** START Given information **

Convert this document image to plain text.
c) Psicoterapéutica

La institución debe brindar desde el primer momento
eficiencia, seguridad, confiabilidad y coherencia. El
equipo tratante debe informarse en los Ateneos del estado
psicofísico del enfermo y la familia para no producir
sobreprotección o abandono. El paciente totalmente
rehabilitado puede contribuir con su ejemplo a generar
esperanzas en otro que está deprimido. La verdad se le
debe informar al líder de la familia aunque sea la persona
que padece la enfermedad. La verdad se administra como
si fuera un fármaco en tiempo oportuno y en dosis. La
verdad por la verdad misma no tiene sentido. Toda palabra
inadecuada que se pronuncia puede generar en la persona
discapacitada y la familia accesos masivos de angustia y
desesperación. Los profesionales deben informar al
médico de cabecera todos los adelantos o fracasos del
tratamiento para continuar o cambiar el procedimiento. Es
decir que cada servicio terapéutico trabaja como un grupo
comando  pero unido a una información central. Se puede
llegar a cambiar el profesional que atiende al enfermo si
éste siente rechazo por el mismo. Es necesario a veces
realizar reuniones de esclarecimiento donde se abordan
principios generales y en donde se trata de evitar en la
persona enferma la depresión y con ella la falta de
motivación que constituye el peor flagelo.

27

** END Given information **

Work instructions:
Which lines include "enfermo"? Copy each of them out.

Exercise answer:
psicofísico del enfermo y la familia para no producir
llegar a cambiar el profesional que atiende al enfermo si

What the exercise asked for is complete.